_Short problem_
Would you write out the entries below, every one of them, exactly?

_Excerpted data_
################
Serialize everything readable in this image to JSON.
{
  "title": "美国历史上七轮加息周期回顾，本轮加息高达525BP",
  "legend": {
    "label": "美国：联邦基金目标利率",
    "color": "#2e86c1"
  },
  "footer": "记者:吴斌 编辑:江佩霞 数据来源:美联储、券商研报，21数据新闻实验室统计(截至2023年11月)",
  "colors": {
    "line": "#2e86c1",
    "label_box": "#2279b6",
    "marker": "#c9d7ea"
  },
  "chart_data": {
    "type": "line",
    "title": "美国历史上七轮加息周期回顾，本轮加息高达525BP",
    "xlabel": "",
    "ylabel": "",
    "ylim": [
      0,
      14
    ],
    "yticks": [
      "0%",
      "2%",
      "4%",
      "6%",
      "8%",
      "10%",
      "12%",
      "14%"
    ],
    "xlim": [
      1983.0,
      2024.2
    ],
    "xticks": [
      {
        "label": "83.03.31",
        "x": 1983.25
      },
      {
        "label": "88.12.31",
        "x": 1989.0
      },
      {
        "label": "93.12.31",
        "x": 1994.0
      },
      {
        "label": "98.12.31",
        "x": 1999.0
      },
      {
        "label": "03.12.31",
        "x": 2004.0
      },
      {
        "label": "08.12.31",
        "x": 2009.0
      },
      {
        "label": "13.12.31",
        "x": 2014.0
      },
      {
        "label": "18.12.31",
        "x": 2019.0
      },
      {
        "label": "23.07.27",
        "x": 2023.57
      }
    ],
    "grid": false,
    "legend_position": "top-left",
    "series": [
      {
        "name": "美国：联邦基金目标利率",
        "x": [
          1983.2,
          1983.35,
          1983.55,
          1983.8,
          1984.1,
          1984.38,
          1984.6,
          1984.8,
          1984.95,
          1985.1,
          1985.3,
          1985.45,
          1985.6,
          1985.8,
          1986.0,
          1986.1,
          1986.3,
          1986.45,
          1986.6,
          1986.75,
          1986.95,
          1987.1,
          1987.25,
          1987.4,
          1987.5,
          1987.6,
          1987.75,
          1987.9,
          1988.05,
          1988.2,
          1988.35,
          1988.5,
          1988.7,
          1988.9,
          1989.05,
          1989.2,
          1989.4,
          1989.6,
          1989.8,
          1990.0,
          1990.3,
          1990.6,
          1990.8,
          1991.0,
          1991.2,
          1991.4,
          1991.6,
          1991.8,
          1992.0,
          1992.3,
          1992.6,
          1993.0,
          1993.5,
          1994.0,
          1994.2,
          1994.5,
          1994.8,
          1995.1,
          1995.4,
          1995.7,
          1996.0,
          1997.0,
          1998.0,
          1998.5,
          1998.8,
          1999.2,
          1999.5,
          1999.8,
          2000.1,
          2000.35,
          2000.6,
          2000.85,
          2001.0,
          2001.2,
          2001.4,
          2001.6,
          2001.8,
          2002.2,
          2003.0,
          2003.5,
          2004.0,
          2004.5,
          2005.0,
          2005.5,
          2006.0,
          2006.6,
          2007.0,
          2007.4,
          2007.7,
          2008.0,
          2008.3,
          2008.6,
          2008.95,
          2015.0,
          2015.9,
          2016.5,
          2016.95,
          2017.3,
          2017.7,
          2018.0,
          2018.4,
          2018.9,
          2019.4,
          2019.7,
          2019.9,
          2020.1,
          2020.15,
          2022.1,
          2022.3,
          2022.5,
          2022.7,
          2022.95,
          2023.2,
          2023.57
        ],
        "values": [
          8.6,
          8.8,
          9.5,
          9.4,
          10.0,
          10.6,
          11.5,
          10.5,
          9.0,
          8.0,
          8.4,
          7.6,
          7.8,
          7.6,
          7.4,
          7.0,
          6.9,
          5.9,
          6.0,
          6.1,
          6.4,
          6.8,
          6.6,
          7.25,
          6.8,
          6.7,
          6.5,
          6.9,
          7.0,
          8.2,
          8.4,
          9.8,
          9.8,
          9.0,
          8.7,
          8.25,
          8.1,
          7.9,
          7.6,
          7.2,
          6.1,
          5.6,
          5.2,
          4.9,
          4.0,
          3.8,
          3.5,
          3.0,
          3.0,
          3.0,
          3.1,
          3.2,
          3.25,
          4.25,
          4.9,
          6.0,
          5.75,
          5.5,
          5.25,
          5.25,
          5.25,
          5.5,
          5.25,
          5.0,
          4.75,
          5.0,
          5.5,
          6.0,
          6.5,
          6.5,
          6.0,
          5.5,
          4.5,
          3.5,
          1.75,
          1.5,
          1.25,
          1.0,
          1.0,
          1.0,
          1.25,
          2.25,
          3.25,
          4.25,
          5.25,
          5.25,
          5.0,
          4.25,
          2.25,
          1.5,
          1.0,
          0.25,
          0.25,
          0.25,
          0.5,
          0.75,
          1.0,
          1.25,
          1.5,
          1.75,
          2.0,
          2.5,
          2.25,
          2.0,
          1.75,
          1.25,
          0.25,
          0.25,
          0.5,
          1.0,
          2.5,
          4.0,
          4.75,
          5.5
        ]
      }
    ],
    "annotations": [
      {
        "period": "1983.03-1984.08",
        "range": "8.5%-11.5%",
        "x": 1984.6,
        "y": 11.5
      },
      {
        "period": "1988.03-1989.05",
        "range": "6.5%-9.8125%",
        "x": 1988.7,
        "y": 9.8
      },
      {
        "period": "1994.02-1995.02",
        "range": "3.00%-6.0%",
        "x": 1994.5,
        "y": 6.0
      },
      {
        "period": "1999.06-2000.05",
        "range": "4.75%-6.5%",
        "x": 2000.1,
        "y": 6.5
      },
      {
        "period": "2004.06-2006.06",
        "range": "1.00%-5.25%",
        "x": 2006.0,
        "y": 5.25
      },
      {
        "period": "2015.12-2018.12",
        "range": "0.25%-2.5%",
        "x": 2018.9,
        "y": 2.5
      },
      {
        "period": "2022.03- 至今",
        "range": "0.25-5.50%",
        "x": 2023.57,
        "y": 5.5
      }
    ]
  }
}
################
_Result for this exercise_
Serialize everything readable in this image to JSON.
{
  "title": "美国历史上七轮加息周期回顾，本轮加息高达525BP",
  "legend": {
    "label": "美国：联邦基金目标利率",
    "color": "#2e86c1"
  },
  "footer": "记者:吴斌 编辑:江佩霞 数据来源:美联储、券商研报，21数据新闻实验室统计(截至2023年11月)",
  "colors": {
    "line": "#2e86c1",
    "label_box": "#2279b6",
    "marker": "#c9d7ea"
  },
  "chart_data": {
    "type": "line",
    "title": "美国历史上七轮加息周期回顾，本轮加息高达525BP",
    "xlabel": "",
    "ylabel": "",
    "ylim": [
      0,
      14
    ],
    "yticks": [
      "0%",
      "2%",
      "4%",
      "6%",
      "8%",
      "10%",
      "12%",
      "14%"
    ],
    "xlim": [
      1983.0,
      2024.2
    ],
    "xticks": [
      {
        "label": "83.03.31",
        "x": 1983.25
      },
      {
        "label": "88.12.31",
        "x": 1989.0
      },
      {
        "label": "93.12.31",
        "x": 1994.0
      },
      {
        "label": "98.12.31",
        "x": 1999.0
      },
      {
        "label": "03.12.31",
        "x": 2004.0
      },
      {
        "label": "08.12.31",
        "x": 2009.0
      },
      {
        "label": "13.12.31",
        "x": 2014.0
      },
      {
        "label": "18.12.31",
        "x": 2019.0
      },
      {
        "label": "23.07.27",
        "x": 2023.57
      }
    ],
    "grid": false,
    "legend_position": "top-left",
    "series": [
      {
        "name": "美国：联邦基金目标利率",
        "x": [
          1983.2,
          1983.35,
          1983.55,
          1983.8,
          1984.1,
          1984.38,
          1984.6,
          1984.8,
          1984.95,
          1985.1,
          1985.3,
          1985.45,
          1985.6,
          1985.8,
          1986.0,
          1986.1,
          1986.3,
          1986.45,
          1986.6,
          1986.75,
          1986.95,
          1987.1,
          1987.25,
          1987.4,
          1987.5,
          1987.6,
          1987.75,
          1987.9,
          1988.05,
          1988.2,
          1988.35,
          1988.5,
          1988.7,
          1988.9,
          1989.05,
          1989.2,
          1989.4,
          1989.6,
          1989.8,
          1990.0,
          1990.3,
          1990.6,
          1990.8,
          1991.0,
          1991.2,
          1991.4,
          1991.6,
          1991.8,
          1992.0,
          1992.3,
          1992.6,
          1993.0,
          1993.5,
          1994.0,
          1994.2,
          1994.5,
          1994.8,
          1995.1,
          1995.4,
          1995.7,
          1996.0,
          1997.0,
          1998.0,
          1998.5,
          1998.8,
          1999.2,
          1999.5,
          1999.8,
          2000.1,
          2000.35,
          2000.6,
          2000.85,
          2001.0,
          2001.2,
          2001.4,
          2001.6,
          2001.8,
          2002.2,
          2003.0,
          2003.5,
          2004.0,
          2004.5,
          2005.0,
          2005.5,
          2006.0,
          2006.6,
          2007.0,
          2007.4,
          2007.7,
          2008.0,
          2008.3,
          2008.6,
          2008.95,
          2015.0,
          2015.9,
          2016.5,
          2016.95,
          2017.3,
          2017.7,
          2018.0,
          2018.4,
          2018.9,
          2019.4,
          2019.7,
          2019.9,
          2020.1,
          2020.15,
          2022.1,
          2022.3,
          2022.5,
          2022.7,
          2022.95,
          2023.2,
          2023.57
        ],
        "values": [
          8.6,
          8.8,
          9.5,
          9.4,
          10.0,
          10.6,
          11.5,
          10.5,
          9.0,
          8.0,
          8.4,
          7.6,
          7.8,
          7.6,
          7.4,
          7.0,
          6.9,
          5.9,
          6.0,
          6.1,
          6.4,
          6.8,
          6.6,
          7.25,
          6.8,
          6.7,
          6.5,
          6.9,
          7.0,
          8.2,
          8.4,
          9.8,
          9.8,
          9.0,
          8.7,
          8.25,
          8.1,
          7.9,
          7.6,
          7.2,
          6.1,
          5.6,
          5.2,
          4.9,
          4.0,
          3.8,
          3.5,
          3.0,
          3.0,
          3.0,
          3.1,
          3.2,
          3.25,
          4.25,
          4.9,
          6.0,
          5.75,
          5.5,
          5.25,
          5.25,
          5.25,
          5.5,
          5.25,
          5.0,
          4.75,
          5.0,
          5.5,
          6.0,
          6.5,
          6.5,
          6.0,
          5.5,
          4.5,
          3.5,
          1.75,
          1.5,
          1.25,
          1.0,
          1.0,
          1.0,
          1.25,
          2.25,
          3.25,
          4.25,
          5.25,
          5.25,
          5.0,
          4.25,
          2.25,
          1.5,
          1.0,
          0.25,
          0.25,
          0.25,
          0.5,
          0.75,
          1.0,
          1.25,
          1.5,
          1.75,
          2.0,
          2.5,
          2.25,
          2.0,
          1.75,
          1.25,
          0.25,
          0.25,
          0.5,
          1.0,
          2.5,
          4.0,
          4.75,
          5.5
        ]
      }
    ],
    "annotations": [
      {
        "period": "1983.03-1984.08",
        "range": "8.5%-11.5%",
        "x": 1984.6,
        "y": 11.5
      },
      {
        "period": "1988.03-1989.05",
        "range": "6.5%-9.8125%",
        "x": 1988.7,
        "y": 9.8
      },
      {
        "period": "1994.02-1995.02",
        "range": "3.00%-6.0%",
        "x": 1994.5,
        "y": 6.0
      },
      {
        "period": "1999.06-2000.05",
        "range": "4.75%-6.5%",
        "x": 2000.1,
        "y": 6.5
      },
      {
        "period": "2004.06-2006.06",
        "range": "1.00%-5.25%",
        "x": 2006.0,
        "y": 5.25
      },
      {
        "period": "2015.12-2018.12",
        "range": "0.25%-2.5%",
        "x": 2018.9,
        "y": 2.5
      },
      {
        "period": "2022.03- 至今",
        "range": "0.25-5.50%",
        "x": 2023.57,
        "y": 5.5
      }
    ]
  }
}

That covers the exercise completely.